Data excerpts
BEGIN

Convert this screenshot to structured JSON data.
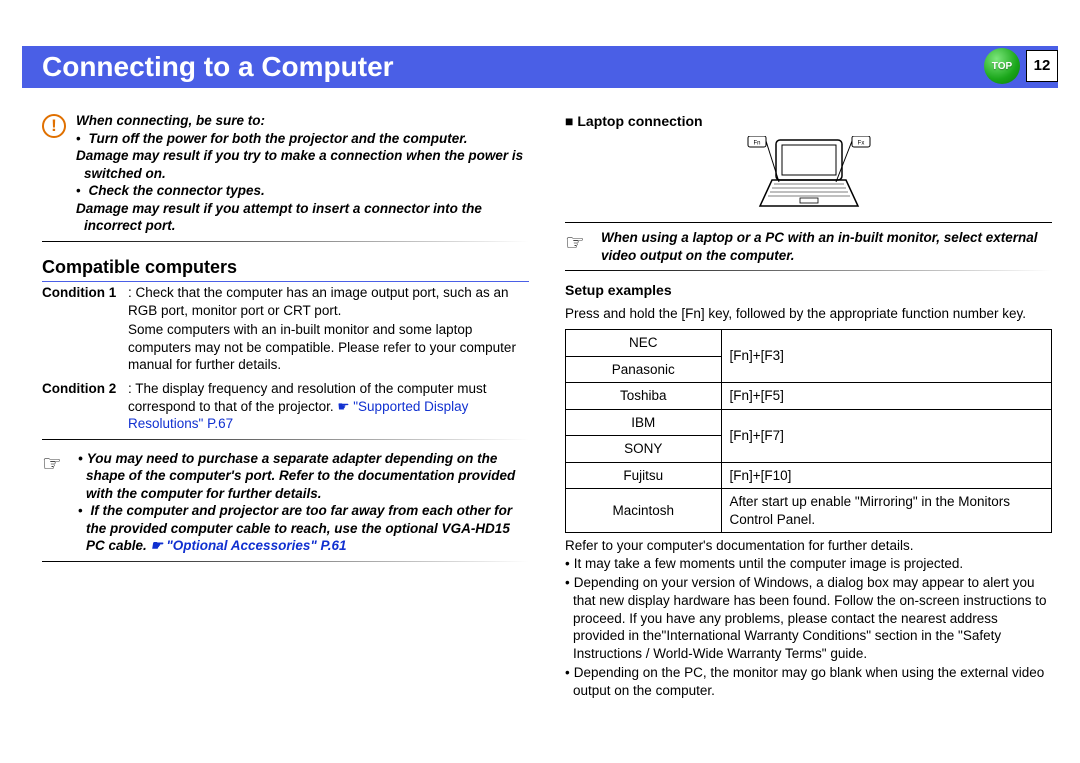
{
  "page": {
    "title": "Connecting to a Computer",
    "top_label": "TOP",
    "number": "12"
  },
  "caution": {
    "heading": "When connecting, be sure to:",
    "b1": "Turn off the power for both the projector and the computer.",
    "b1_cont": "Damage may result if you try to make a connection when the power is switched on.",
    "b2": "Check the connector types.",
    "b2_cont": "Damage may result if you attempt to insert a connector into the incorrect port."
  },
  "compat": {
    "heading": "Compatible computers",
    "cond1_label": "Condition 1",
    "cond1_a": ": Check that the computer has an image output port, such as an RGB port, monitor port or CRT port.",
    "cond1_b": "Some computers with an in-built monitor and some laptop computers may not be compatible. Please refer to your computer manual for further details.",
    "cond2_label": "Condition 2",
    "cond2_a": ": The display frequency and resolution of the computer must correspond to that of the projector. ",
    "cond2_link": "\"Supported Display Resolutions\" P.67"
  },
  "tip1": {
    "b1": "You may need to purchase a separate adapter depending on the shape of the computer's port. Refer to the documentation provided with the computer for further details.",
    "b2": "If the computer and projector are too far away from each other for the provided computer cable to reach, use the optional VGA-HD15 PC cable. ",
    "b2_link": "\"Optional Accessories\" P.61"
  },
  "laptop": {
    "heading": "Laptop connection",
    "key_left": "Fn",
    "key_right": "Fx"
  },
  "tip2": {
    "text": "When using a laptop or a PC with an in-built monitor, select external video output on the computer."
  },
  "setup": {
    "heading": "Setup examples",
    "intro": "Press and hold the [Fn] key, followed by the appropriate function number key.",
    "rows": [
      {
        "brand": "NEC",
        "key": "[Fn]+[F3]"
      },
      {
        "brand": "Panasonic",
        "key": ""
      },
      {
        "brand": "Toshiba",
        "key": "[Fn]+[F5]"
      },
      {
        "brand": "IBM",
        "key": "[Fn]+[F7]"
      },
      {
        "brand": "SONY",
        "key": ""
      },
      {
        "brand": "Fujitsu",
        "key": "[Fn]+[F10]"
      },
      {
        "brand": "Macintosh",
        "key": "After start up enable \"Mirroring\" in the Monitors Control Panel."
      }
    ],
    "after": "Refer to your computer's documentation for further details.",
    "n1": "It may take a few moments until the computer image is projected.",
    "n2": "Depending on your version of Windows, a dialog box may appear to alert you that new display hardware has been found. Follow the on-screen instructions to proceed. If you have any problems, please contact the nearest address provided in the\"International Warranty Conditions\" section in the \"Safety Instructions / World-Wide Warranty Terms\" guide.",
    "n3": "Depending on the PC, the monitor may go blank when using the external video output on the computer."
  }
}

END

Your instructions
Show the lines where the word "external" appears in the entries.

Answer to the task
    "text": "When using a laptop or a PC with an in-built monitor, select external video output on the computer."
    "n3": "Depending on the PC, the monitor may go blank when using the external video output on the computer."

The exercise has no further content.